▶ **What is needed**
Below are some entries; can you quote all of them exactly?

Begin Material provided

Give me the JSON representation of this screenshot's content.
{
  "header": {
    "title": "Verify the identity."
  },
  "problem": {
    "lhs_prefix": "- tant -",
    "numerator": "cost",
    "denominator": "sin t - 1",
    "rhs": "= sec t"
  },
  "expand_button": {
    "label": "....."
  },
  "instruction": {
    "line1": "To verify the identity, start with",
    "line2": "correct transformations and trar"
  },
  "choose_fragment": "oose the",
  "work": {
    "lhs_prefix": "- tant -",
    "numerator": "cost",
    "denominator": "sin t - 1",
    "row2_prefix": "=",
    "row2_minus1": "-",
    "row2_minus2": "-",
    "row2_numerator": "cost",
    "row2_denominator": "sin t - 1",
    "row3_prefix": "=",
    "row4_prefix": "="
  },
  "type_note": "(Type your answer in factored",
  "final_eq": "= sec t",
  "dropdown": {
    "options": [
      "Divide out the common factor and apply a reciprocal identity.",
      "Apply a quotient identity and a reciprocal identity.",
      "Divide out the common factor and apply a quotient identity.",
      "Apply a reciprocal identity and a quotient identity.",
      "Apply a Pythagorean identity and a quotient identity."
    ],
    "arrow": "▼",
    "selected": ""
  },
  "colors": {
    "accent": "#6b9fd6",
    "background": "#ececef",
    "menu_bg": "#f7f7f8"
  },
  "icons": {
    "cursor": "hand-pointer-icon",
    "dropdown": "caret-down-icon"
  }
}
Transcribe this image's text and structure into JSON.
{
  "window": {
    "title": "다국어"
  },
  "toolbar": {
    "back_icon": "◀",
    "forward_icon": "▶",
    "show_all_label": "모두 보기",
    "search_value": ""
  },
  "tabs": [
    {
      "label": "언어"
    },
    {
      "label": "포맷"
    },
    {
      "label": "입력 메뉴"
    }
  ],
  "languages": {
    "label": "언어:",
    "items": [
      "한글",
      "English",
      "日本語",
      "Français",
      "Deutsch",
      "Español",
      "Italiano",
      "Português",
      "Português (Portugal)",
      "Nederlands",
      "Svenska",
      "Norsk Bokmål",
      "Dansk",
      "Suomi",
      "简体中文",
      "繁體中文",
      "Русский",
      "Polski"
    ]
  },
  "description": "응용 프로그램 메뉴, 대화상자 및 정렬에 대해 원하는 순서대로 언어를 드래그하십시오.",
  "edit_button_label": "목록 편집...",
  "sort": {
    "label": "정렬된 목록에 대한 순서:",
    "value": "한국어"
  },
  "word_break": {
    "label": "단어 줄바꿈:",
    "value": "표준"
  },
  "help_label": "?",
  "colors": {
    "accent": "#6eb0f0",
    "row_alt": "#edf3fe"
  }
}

End Material provided

▶ **The response**
Give me the JSON representation of this screenshot's content.
{
  "header": {
    "title": "Verify the identity."
  },
  "problem": {
    "lhs_prefix": "- tant -",
    "numerator": "cost",
    "denominator": "sin t - 1",
    "rhs": "= sec t"
  },
  "expand_button": {
    "label": "....."
  },
  "instruction": {
    "line1": "To verify the identity, start with",
    "line2": "correct transformations and trar"
  },
  "choose_fragment": "oose the",
  "work": {
    "lhs_prefix": "- tant -",
    "numerator": "cost",
    "denominator": "sin t - 1",
    "row2_prefix": "=",
    "row2_minus1": "-",
    "row2_minus2": "-",
    "row2_numerator": "cost",
    "row2_denominator": "sin t - 1",
    "row3_prefix": "=",
    "row4_prefix": "="
  },
  "type_note": "(Type your answer in factored",
  "final_eq": "= sec t",
  "dropdown": {
    "options": [
      "Divide out the common factor and apply a reciprocal identity.",
      "Apply a quotient identity and a reciprocal identity.",
      "Divide out the common factor and apply a quotient identity.",
      "Apply a reciprocal identity and a quotient identity.",
      "Apply a Pythagorean identity and a quotient identity."
    ],
    "arrow": "▼",
    "selected": ""
  },
  "colors": {
    "accent": "#6b9fd6",
    "background": "#ececef",
    "menu_bg": "#f7f7f8"
  },
  "icons": {
    "cursor": "hand-pointer-icon",
    "dropdown": "caret-down-icon"
  }
}
Transcribe this image's text and structure into JSON.
{
  "window": {
    "title": "다국어"
  },
  "toolbar": {
    "back_icon": "◀",
    "forward_icon": "▶",
    "show_all_label": "모두 보기",
    "search_value": ""
  },
  "tabs": [
    {
      "label": "언어"
    },
    {
      "label": "포맷"
    },
    {
      "label": "입력 메뉴"
    }
  ],
  "languages": {
    "label": "언어:",
    "items": [
      "한글",
      "English",
      "日本語",
      "Français",
      "Deutsch",
      "Español",
      "Italiano",
      "Português",
      "Português (Portugal)",
      "Nederlands",
      "Svenska",
      "Norsk Bokmål",
      "Dansk",
      "Suomi",
      "简体中文",
      "繁體中文",
      "Русский",
      "Polski"
    ]
  },
  "description": "응용 프로그램 메뉴, 대화상자 및 정렬에 대해 원하는 순서대로 언어를 드래그하십시오.",
  "edit_button_label": "목록 편집...",
  "sort": {
    "label": "정렬된 목록에 대한 순서:",
    "value": "한국어"
  },
  "word_break": {
    "label": "단어 줄바꿈:",
    "value": "표준"
  },
  "help_label": "?",
  "colors": {
    "accent": "#6eb0f0",
    "row_alt": "#edf3fe"
  }
}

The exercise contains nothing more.